Set task A
Answer these questions from the railroad passage:
(i) What is the one business in Moorefield?
(ii) By what time the next day would a letter mailed in New York at 3:00 pm be delivered in Chicago?
(iii) During which war did the government take over the railroads?
Set task B
According to the railroad passage, how did Sears and Montgomery Ward get so big in the 19th century?
Set task C
Continue the railroad passage from where it stops.

Source excerpt
--
What we have had is a semi free market distorted by whatever advantage could be bought from the Congress. (By the way, one of my favorite jokes is: If pro is the opposite of con, what is the opposite of progress?) Let’s look at a one industry example.

We had the most magnificent transportation system the world had ever seen for both passenger and freight (and mail). What did we do? We came very, very near to regulating it death. The remnants of this system are still the backbone that allows all our other systems of commerce, particularly steel and electricity to function. What am I talking about here? The American Railroad network.

During the First World War the government actually took over the railroads and ran them into the ground (and only paid for a fraction of the damage they did.) World War Two was a little better but not by much. Especially after the looting of the ’30s.

In the late ’40s and ’50s there was enough vitality remaining to help rebuild Europe’s railroads, but the depredations continued. Forbidden by law from being allowed to innovate, forbidden to make a reasonable profit they just kind of held on.

Because of the way the bidding was done the railroad never made a profit on the carrying the mail. By the way, when I was young you could mail a letter at 3:00 pm in New York and it would be delivered in Chicago by 10:30 am the next day, Try that now. FedEx didn’t exist, because the market was covered.

And for that matter, if you ordered your new piano from New York it would arrive shortly in say Moorefield, Nebraska, no problem, take your wagon down to station and pick it up. Now you know how Sears and Montgomery Ward (and for that matter, Chicago, itself) got so big in the 19th century. It was the railroad, and the continent sized common market they created. By the way, you, yourself could take that trip too. Almost any trip over about 15 miles was done by train.

Since we have mentioned Moorefield, let’s talk about it a little more. The last time I was down there it had about 50 or so inhabitants, and one business. That business is a grain elevator owned by a farm coop.

Its serves as a collection/sale point for the local farmers and ships their grain to the far corners of the world. It does this in trainload lots. Some of those mile to mile and a half long trains of covered hoppers you are waiting for today may well have come from tiny little Moorefield, that doesn’t even have a gas station, let alone a grocery store.

Now multiply that by one of these elevators placed every ten miles from roughly the center of Nebraska to Eastern Ohio and from North Dakota to Texas. That is the miracle of American agriculture. There is nothing in the world, and never has been, to compare with it.

How did we get here? When Kentucky and Tennessee were settled in the early years of the 19th Century, and somewhat before, the first settlers were hunters, followed closely by farmers. As soon as somebody could get a mill working (for profit, oh the horror) they would grow wheat. They seemed to like bread. There is a letter written home to Russia from the American midwest in the late 19th century that states, “and we eat wheaten bread, every day.” You see, in Russia, indeed most of Europe, wheat bread was so expensive that it was only for holidays.
--
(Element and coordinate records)

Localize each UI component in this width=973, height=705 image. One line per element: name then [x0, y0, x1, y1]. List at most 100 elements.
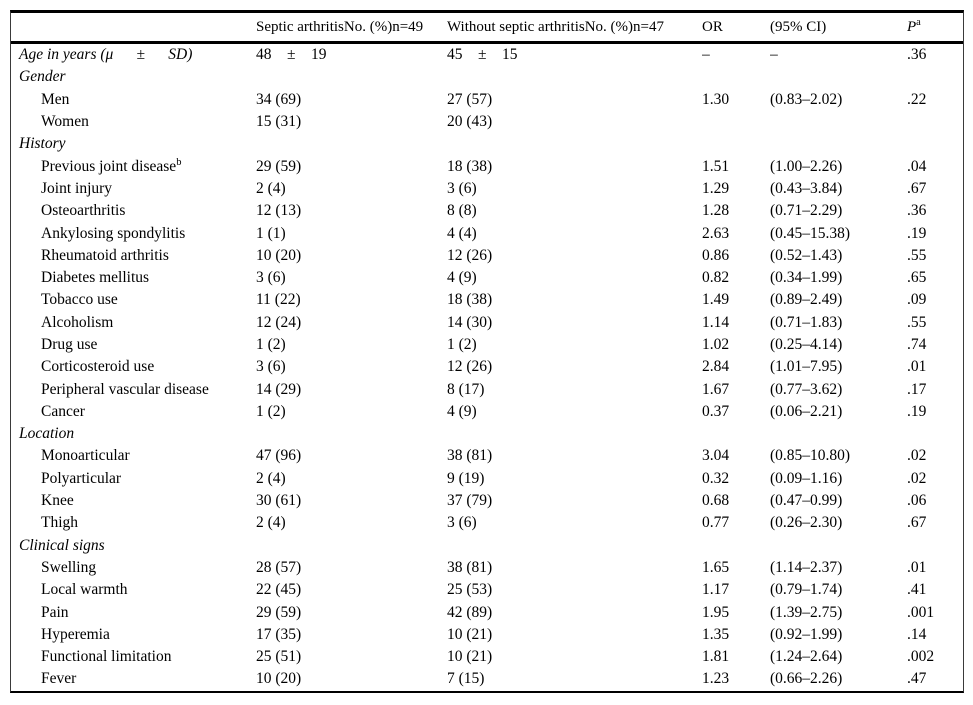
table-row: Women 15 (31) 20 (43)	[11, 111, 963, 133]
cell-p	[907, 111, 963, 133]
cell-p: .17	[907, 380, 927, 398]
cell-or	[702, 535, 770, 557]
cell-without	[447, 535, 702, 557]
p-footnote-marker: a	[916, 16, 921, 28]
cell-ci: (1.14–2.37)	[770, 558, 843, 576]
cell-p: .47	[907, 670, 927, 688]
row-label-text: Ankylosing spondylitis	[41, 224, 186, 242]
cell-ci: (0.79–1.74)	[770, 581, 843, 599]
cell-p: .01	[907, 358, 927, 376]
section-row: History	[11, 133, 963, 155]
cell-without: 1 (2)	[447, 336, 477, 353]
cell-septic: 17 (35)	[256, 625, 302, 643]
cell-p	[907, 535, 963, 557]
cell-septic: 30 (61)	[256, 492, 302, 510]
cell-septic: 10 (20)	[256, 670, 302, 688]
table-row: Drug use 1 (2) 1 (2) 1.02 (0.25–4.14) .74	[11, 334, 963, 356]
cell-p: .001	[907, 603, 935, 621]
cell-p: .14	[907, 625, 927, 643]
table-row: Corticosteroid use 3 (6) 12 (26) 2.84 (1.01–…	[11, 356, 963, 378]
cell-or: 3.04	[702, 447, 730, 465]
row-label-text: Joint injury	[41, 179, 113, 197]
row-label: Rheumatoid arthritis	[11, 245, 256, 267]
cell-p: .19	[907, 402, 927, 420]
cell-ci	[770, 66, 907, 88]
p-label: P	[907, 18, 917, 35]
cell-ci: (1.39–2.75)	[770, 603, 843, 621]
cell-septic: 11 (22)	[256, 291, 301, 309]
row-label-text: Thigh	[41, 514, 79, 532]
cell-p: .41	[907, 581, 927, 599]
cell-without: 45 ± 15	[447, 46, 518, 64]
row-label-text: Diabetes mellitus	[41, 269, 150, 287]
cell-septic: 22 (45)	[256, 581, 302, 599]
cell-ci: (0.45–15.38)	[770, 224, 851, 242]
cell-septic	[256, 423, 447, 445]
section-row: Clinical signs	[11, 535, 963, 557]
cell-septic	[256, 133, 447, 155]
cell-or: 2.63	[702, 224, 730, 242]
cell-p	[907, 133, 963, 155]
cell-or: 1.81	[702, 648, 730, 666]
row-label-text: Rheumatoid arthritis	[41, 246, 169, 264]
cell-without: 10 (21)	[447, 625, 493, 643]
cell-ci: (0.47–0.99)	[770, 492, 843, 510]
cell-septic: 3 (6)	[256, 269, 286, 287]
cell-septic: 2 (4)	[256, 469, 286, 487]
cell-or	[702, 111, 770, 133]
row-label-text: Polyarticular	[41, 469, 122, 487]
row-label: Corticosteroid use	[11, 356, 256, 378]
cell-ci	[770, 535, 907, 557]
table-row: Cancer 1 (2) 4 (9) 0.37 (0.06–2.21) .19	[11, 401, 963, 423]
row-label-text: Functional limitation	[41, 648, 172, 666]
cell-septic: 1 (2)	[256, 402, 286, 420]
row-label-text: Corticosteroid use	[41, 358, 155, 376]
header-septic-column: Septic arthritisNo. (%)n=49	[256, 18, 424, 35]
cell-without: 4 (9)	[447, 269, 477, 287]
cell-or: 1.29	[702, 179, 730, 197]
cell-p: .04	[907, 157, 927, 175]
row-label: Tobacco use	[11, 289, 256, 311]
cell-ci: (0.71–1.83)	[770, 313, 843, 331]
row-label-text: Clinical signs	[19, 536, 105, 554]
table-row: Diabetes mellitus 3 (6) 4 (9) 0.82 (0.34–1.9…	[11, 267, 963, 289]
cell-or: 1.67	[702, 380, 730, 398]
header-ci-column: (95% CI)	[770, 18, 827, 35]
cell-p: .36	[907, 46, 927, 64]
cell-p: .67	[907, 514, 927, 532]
--
Exercise answer A
(i) A grain elevator owned by a farm coop.
(ii) By 10:30 am.
(iii) The First World War.

Exercise answer B
They grew on the railroad and on the continent-sized common market it created. Goods ordered from a city like New York could reach even a tiny place such as Moorefield, Nebraska, where the buyer picked them up at the station with a wagon.

Exercise answer C
Soon though they were growing that all American crop; corn. They did well with it too, with astounding (for the day) yields. They had far more than they could use and they were broke.

What to do? Of course what they did was call their Congressman and lobby for a subsidy to not grow corn, that’s the right answer.

What, you don’t believe those tough old Scots-Irish who would become the backbone of America got subsidies? Well, you’re right. They did have a problem though, if you know anything about handling grain (or flour), you know that packing it in a burlap bag and shipping it in a leaky wooden boat isn’t going to work.

What to do? What to do?

Two things actually. One is raise hogs. Ohio, southern Indiana, and Kentucky corn made Cincinnati the pork capital of the world, for a while. Porkopolis, they called it. The second is to make whiskey, which can easily be described as concentrated corn. Now you know why the American Whiskeys such as Bourbon come from Kentucky and Tennessee. Keeps you warm on cold nights, too.

This is one of the stories about the westward migration you don’t hear much about. Farmers going broke because it cost more to ship the crop to market than it was worth. This happened all the way to the Mississippi River before the Civil War. This is also why states like North Dakota and Nebraska and a bunch of the others, even Texas to a large extent were the highway, very few stopped to settle.

They could tell that the prairie was fertile, and it was obviously going to be easier to till ( assuming the steel plow) than working around the trees of the old Northwest. But it was, and still is to some extent, lonely. (Read your Willa Cather.) That has a lot to do with how middle America has remained so individualistic, compared to city folk. And you couldn’t possibly float a crop down the Platte River, then or now.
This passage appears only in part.